## Aim of the task
Give back a single number, the count of lines containing the word "name".

──────────

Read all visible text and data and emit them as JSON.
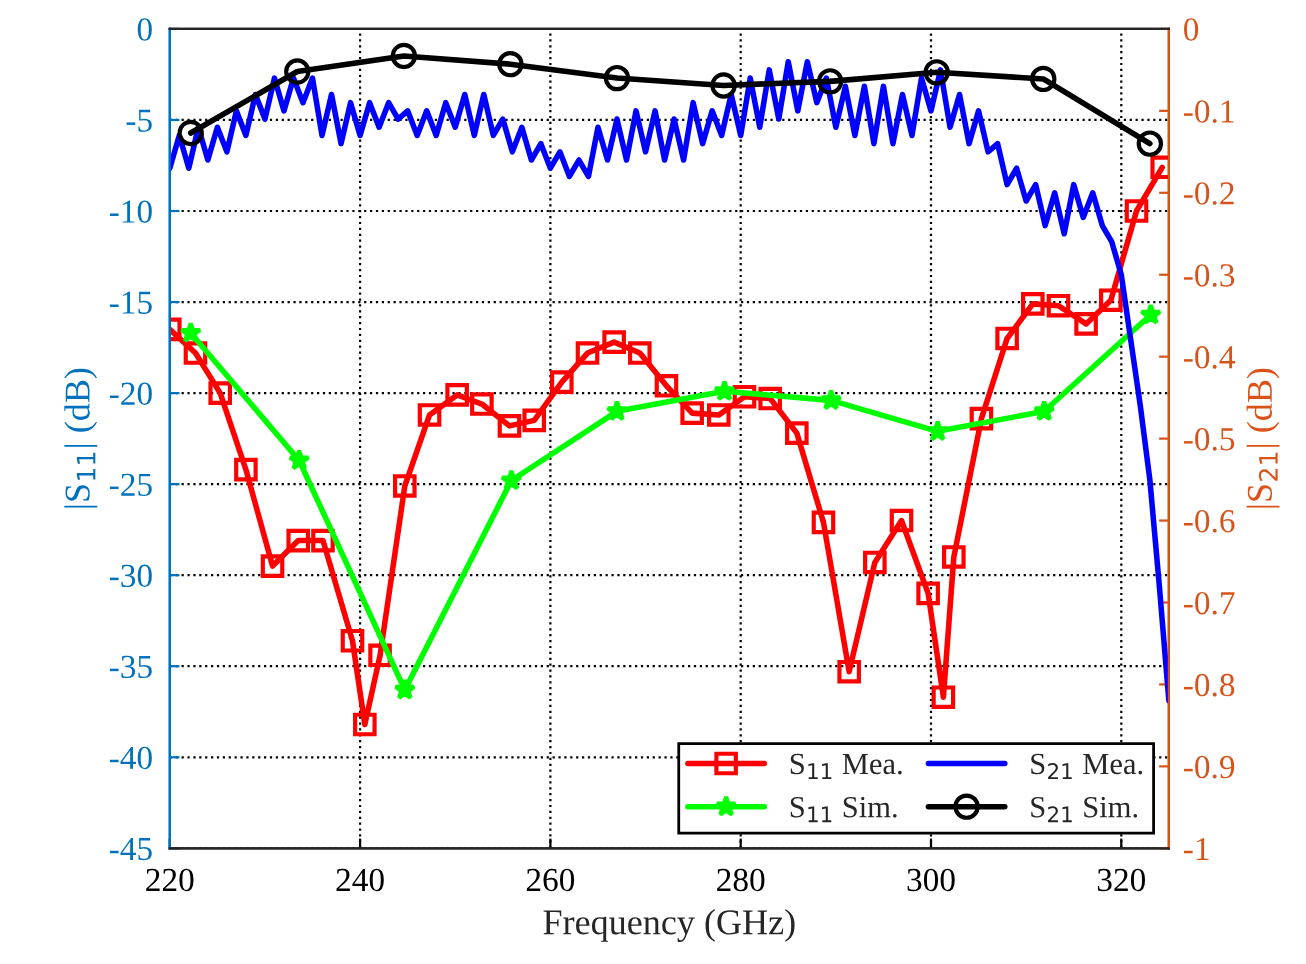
{
  "chart_data": {
    "type": "line",
    "xlabel": "Frequency (GHz)",
    "ylabel": "|S$_{11}$| (dB)",
    "y2label": "|S$_{21}$| (dB)",
    "xlim": [
      220,
      325
    ],
    "xticks": [
      220,
      240,
      260,
      280,
      300,
      320
    ],
    "ylim": [
      -45,
      0
    ],
    "yticks": [
      -45,
      -40,
      -35,
      -30,
      -25,
      -20,
      -15,
      -10,
      -5,
      0
    ],
    "y2lim": [
      -1,
      0
    ],
    "y2ticks": [
      -1,
      -0.9,
      -0.8,
      -0.7,
      -0.6,
      -0.5,
      -0.4,
      -0.3,
      -0.2,
      -0.1,
      0
    ],
    "grid": true,
    "legend": "bottom right",
    "series": [
      {
        "name": "S$_{11}$ Mea.",
        "color": "#ff0000",
        "marker": "square",
        "x": [
          220,
          222.7,
          225.3,
          228,
          230.8,
          233.5,
          236.1,
          239.2,
          240.5,
          242.1,
          244.7,
          247.3,
          250.2,
          252.8,
          255.7,
          258.3,
          261.2,
          263.9,
          266.7,
          269.4,
          272.2,
          274.9,
          277.7,
          280.4,
          283.1,
          285.9,
          288.7,
          291.4,
          294.1,
          296.9,
          299.7,
          301.3,
          302.4,
          305.3,
          308,
          310.7,
          313.4,
          316.3,
          318.9,
          321.6,
          324.3
        ],
        "values": [
          -16.5,
          -17.8,
          -20,
          -24.2,
          -29.5,
          -28.1,
          -28.1,
          -33.6,
          -38.2,
          -34.4,
          -25.1,
          -21.2,
          -20.1,
          -20.6,
          -21.8,
          -21.5,
          -19.4,
          -17.8,
          -17.2,
          -17.8,
          -19.6,
          -21.1,
          -21.2,
          -20.2,
          -20.3,
          -22.2,
          -27.1,
          -35.3,
          -29.3,
          -27,
          -31,
          -36.7,
          -29,
          -21.4,
          -17,
          -15.1,
          -15.2,
          -16.2,
          -14.9,
          -10,
          -7.6
        ]
      },
      {
        "name": "S$_{11}$ Sim.",
        "color": "#00ff00",
        "marker": "star",
        "x": [
          222.2,
          233.6,
          244.7,
          255.9,
          267,
          278.3,
          289.5,
          300.7,
          311.9,
          323.1
        ],
        "values": [
          -16.7,
          -23.7,
          -36.3,
          -24.8,
          -21,
          -19.9,
          -20.4,
          -22.1,
          -21,
          -15.7
        ]
      },
      {
        "name": "S$_{21}$ Mea.",
        "color": "#0000ff",
        "marker": "none",
        "axis": "y2",
        "x": [
          220,
          221,
          222,
          223,
          224,
          225,
          226,
          227,
          228,
          229,
          230,
          231,
          232,
          233,
          234,
          235,
          236,
          237,
          238,
          239,
          240,
          241,
          242,
          243,
          244,
          245,
          246,
          247,
          248,
          249,
          250,
          251,
          252,
          253,
          254,
          255,
          256,
          257,
          258,
          259,
          260,
          261,
          262,
          263,
          264,
          265,
          266,
          267,
          268,
          269,
          270,
          271,
          272,
          273,
          274,
          275,
          276,
          277,
          278,
          279,
          280,
          281,
          282,
          283,
          284,
          285,
          286,
          287,
          288,
          289,
          290,
          291,
          292,
          293,
          294,
          295,
          296,
          297,
          298,
          299,
          300,
          301,
          302,
          303,
          304,
          305,
          306,
          307,
          308,
          309,
          310,
          311,
          312,
          313,
          314,
          315,
          316,
          317,
          318,
          319,
          320,
          321,
          322,
          323,
          324,
          325
        ],
        "values": [
          -0.17,
          -0.13,
          -0.17,
          -0.12,
          -0.16,
          -0.12,
          -0.15,
          -0.1,
          -0.13,
          -0.08,
          -0.11,
          -0.06,
          -0.1,
          -0.06,
          -0.09,
          -0.06,
          -0.13,
          -0.08,
          -0.14,
          -0.09,
          -0.13,
          -0.09,
          -0.12,
          -0.09,
          -0.11,
          -0.1,
          -0.13,
          -0.1,
          -0.13,
          -0.09,
          -0.12,
          -0.08,
          -0.13,
          -0.08,
          -0.13,
          -0.11,
          -0.15,
          -0.12,
          -0.16,
          -0.14,
          -0.17,
          -0.15,
          -0.18,
          -0.16,
          -0.18,
          -0.12,
          -0.16,
          -0.11,
          -0.16,
          -0.1,
          -0.15,
          -0.1,
          -0.16,
          -0.11,
          -0.16,
          -0.09,
          -0.14,
          -0.1,
          -0.13,
          -0.08,
          -0.13,
          -0.06,
          -0.12,
          -0.05,
          -0.11,
          -0.04,
          -0.1,
          -0.04,
          -0.09,
          -0.06,
          -0.12,
          -0.07,
          -0.13,
          -0.07,
          -0.14,
          -0.07,
          -0.14,
          -0.08,
          -0.13,
          -0.06,
          -0.1,
          -0.05,
          -0.12,
          -0.08,
          -0.14,
          -0.1,
          -0.15,
          -0.14,
          -0.19,
          -0.17,
          -0.21,
          -0.19,
          -0.24,
          -0.2,
          -0.25,
          -0.19,
          -0.23,
          -0.2,
          -0.24,
          -0.26,
          -0.3,
          -0.38,
          -0.46,
          -0.55,
          -0.68,
          -0.82
        ]
      },
      {
        "name": "S$_{21}$ Sim.",
        "color": "#000000",
        "marker": "circle",
        "axis": "y2",
        "x": [
          222.2,
          233.4,
          244.6,
          255.8,
          267,
          278.2,
          289.4,
          300.6,
          311.8,
          323
        ],
        "values": [
          -0.127,
          -0.052,
          -0.033,
          -0.043,
          -0.06,
          -0.069,
          -0.064,
          -0.053,
          -0.061,
          -0.14
        ]
      }
    ]
  }
}
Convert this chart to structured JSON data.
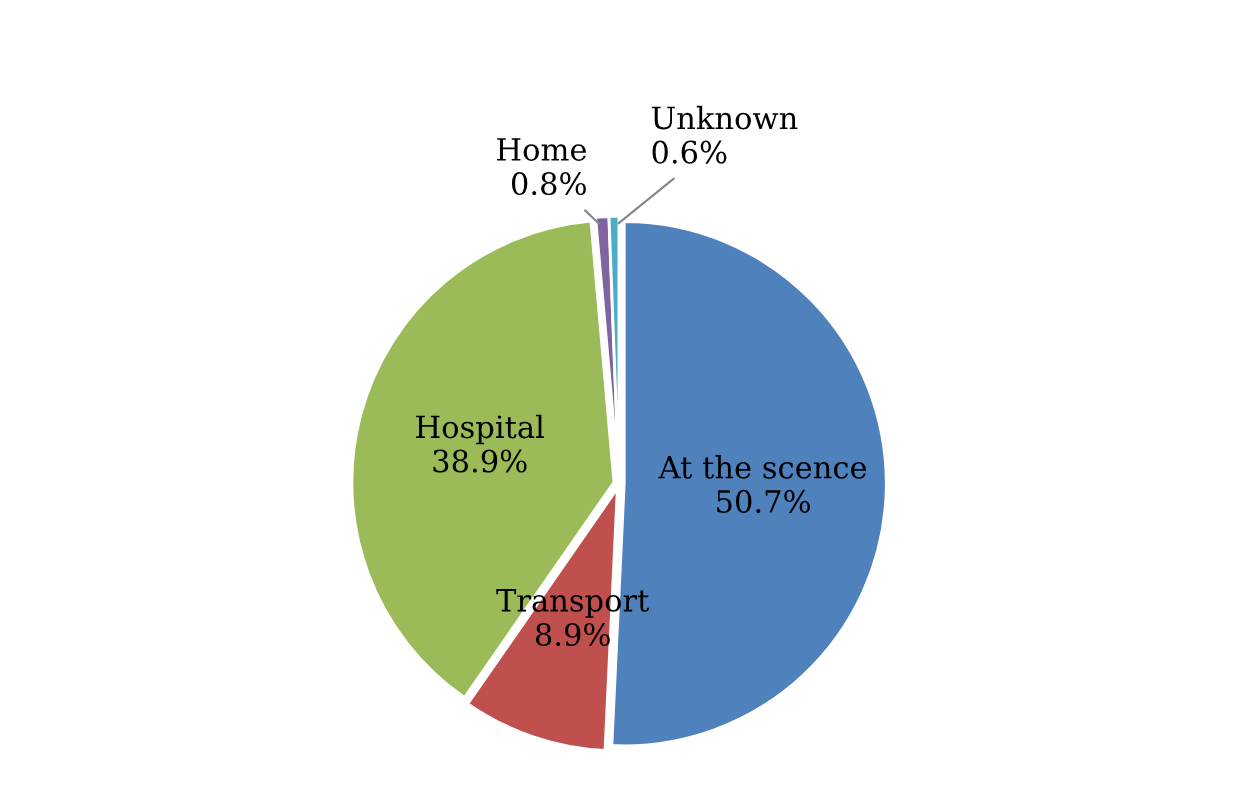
{
  "chart_data": {
    "type": "pie",
    "categories": [
      "At the scence",
      "Transport",
      "Hospital",
      "Home",
      "Unknown"
    ],
    "values": [
      50.7,
      8.9,
      38.9,
      0.8,
      0.6
    ],
    "value_labels": [
      "50.7%",
      "8.9%",
      "38.9%",
      "0.8%",
      "0.6%"
    ],
    "colors": [
      "#4f81bd",
      "#c0504d",
      "#9bbb59",
      "#8064a2",
      "#4bacc6"
    ],
    "legend": false
  }
}
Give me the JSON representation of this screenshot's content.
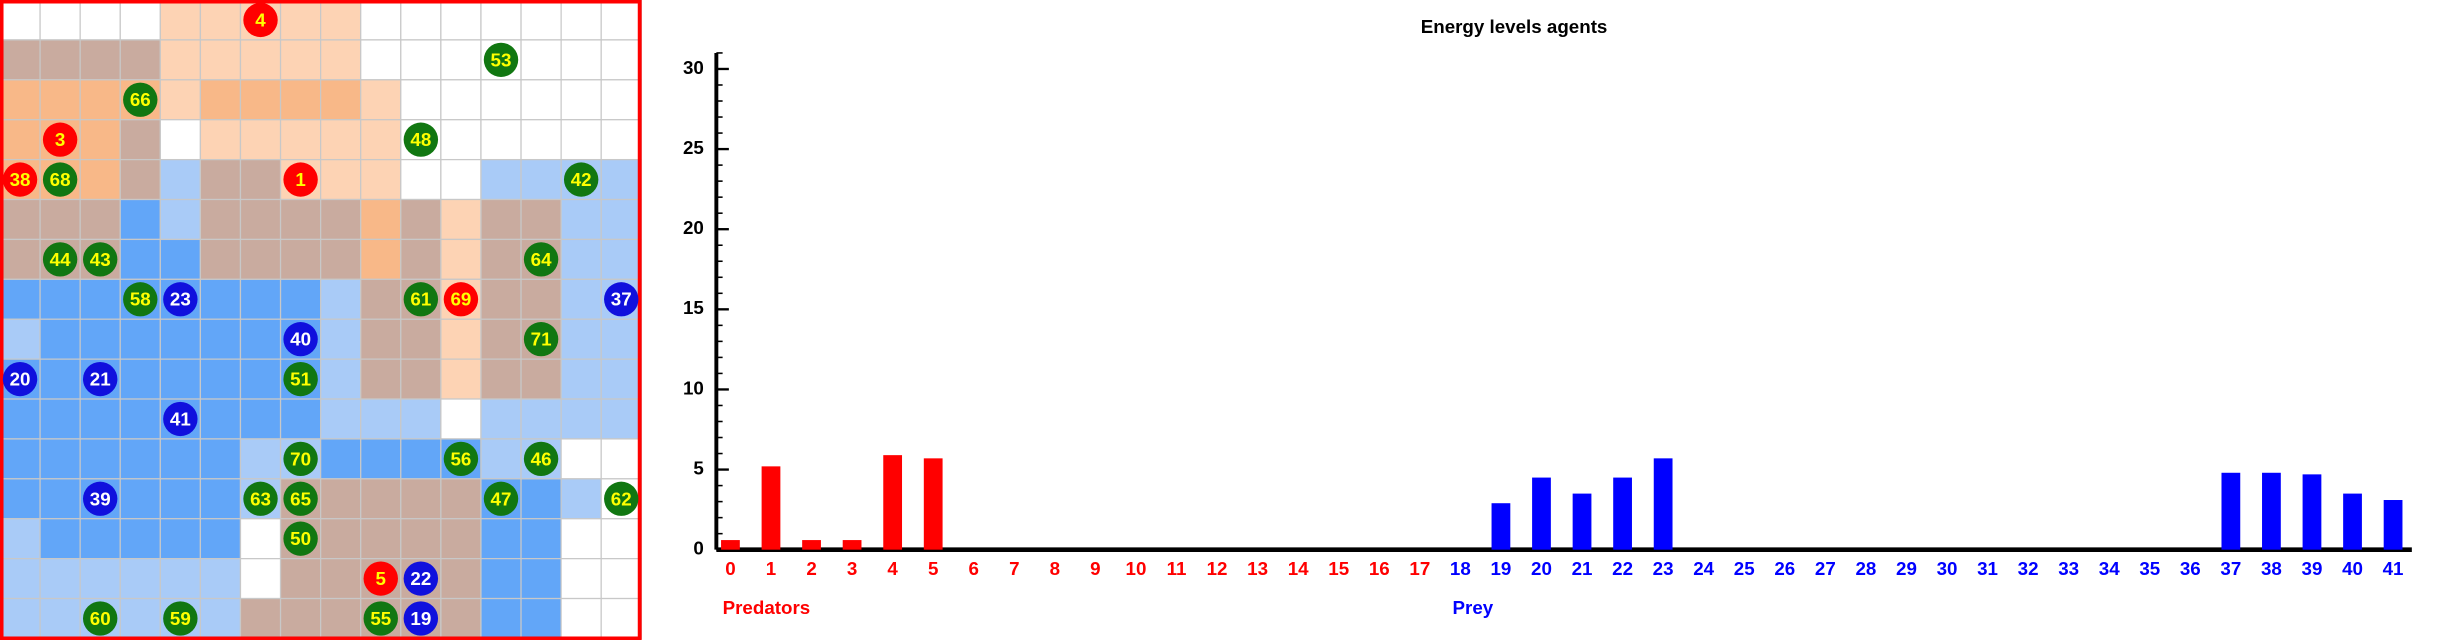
{
  "grid": {
    "agents": [
      {
        "label": "4",
        "color": "#ff0000"
      },
      {
        "label": "53",
        "color": "#117711"
      },
      {
        "label": "66",
        "color": "#117711"
      },
      {
        "label": "3",
        "color": "#ff0000"
      },
      {
        "label": "48",
        "color": "#117711"
      },
      {
        "label": "38",
        "color": "#ff0000"
      },
      {
        "label": "68",
        "color": "#117711"
      },
      {
        "label": "1",
        "color": "#ff0000"
      },
      {
        "label": "42",
        "color": "#117711"
      },
      {
        "label": "44",
        "color": "#117711"
      },
      {
        "label": "43",
        "color": "#117711"
      },
      {
        "label": "64",
        "color": "#117711"
      },
      {
        "label": "58",
        "color": "#117711"
      },
      {
        "label": "23",
        "color": "#1010dd"
      },
      {
        "label": "61",
        "color": "#117711"
      },
      {
        "label": "69",
        "color": "#ff0000"
      },
      {
        "label": "37",
        "color": "#1010dd"
      },
      {
        "label": "40",
        "color": "#1010dd"
      },
      {
        "label": "71",
        "color": "#117711"
      },
      {
        "label": "20",
        "color": "#1010dd"
      },
      {
        "label": "21",
        "color": "#1010dd"
      },
      {
        "label": "51",
        "color": "#117711"
      },
      {
        "label": "41",
        "color": "#1010dd"
      },
      {
        "label": "70",
        "color": "#117711"
      },
      {
        "label": "56",
        "color": "#117711"
      },
      {
        "label": "46",
        "color": "#117711"
      },
      {
        "label": "39",
        "color": "#1010dd"
      },
      {
        "label": "63",
        "color": "#117711"
      },
      {
        "label": "65",
        "color": "#117711"
      },
      {
        "label": "47",
        "color": "#117711"
      },
      {
        "label": "62",
        "color": "#117711"
      },
      {
        "label": "50",
        "color": "#117711"
      },
      {
        "label": "5",
        "color": "#ff0000"
      },
      {
        "label": "22",
        "color": "#1010dd"
      },
      {
        "label": "60",
        "color": "#117711"
      },
      {
        "label": "59",
        "color": "#117711"
      },
      {
        "label": "55",
        "color": "#117711"
      },
      {
        "label": "19",
        "color": "#1010dd"
      }
    ]
  },
  "chart_data": {
    "type": "bar",
    "title": "Energy levels agents",
    "categories": [
      "0",
      "1",
      "2",
      "3",
      "4",
      "5",
      "6",
      "7",
      "8",
      "9",
      "10",
      "11",
      "12",
      "13",
      "14",
      "15",
      "16",
      "17",
      "18",
      "19",
      "20",
      "21",
      "22",
      "23",
      "24",
      "25",
      "26",
      "27",
      "28",
      "29",
      "30",
      "31",
      "32",
      "33",
      "34",
      "35",
      "36",
      "37",
      "38",
      "39",
      "40",
      "41"
    ],
    "series": [
      {
        "name": "Predators",
        "color": "#ff0000",
        "values": [
          0.6,
          5.2,
          0.6,
          0.6,
          5.9,
          5.7,
          0,
          0,
          0,
          0,
          0,
          0,
          0,
          0,
          0,
          0,
          0,
          0,
          null,
          null,
          null,
          null,
          null,
          null,
          null,
          null,
          null,
          null,
          null,
          null,
          null,
          null,
          null,
          null,
          null,
          null,
          null,
          null,
          null,
          null,
          null,
          null
        ]
      },
      {
        "name": "Prey",
        "color": "#0000ff",
        "values": [
          null,
          null,
          null,
          null,
          null,
          null,
          null,
          null,
          null,
          null,
          null,
          null,
          null,
          null,
          null,
          null,
          null,
          null,
          0,
          2.9,
          4.5,
          3.5,
          4.5,
          5.7,
          0,
          0,
          0,
          0,
          0,
          0,
          0,
          0,
          0,
          0,
          0,
          0,
          0,
          4.8,
          4.8,
          4.7,
          3.5,
          3.1
        ]
      }
    ],
    "ylim": [
      0,
      31
    ],
    "yticks": [
      0,
      5,
      10,
      15,
      20,
      25,
      30
    ],
    "grid": false
  }
}
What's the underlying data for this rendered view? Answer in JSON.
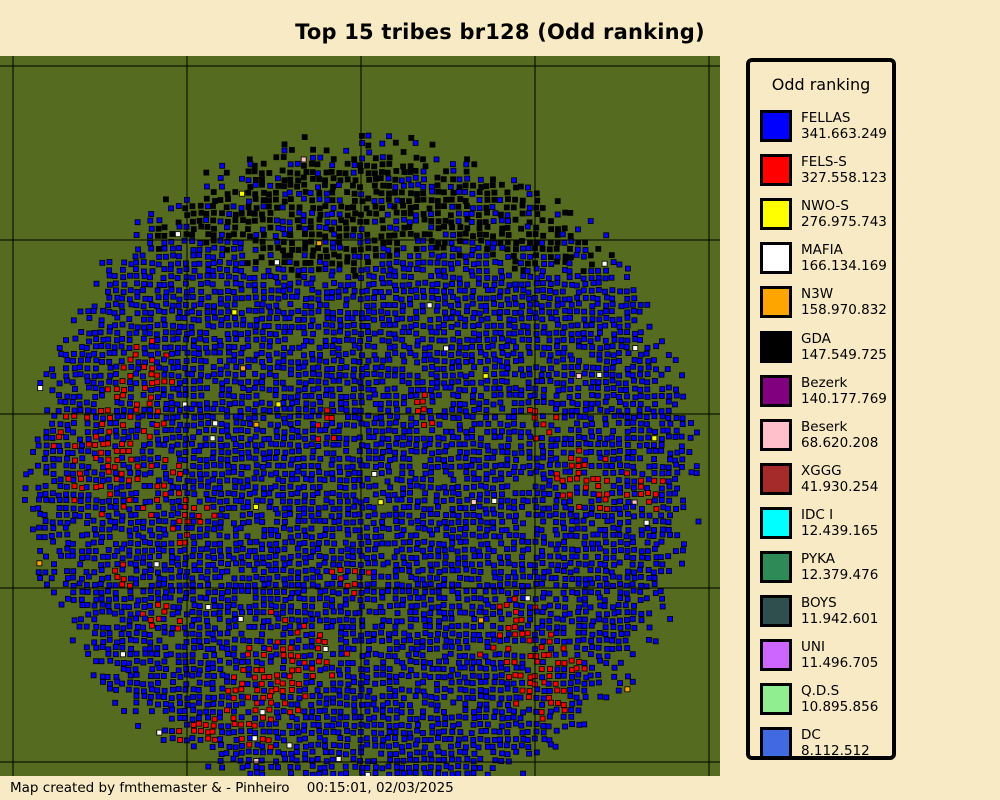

──────────

## Output for this exercise
6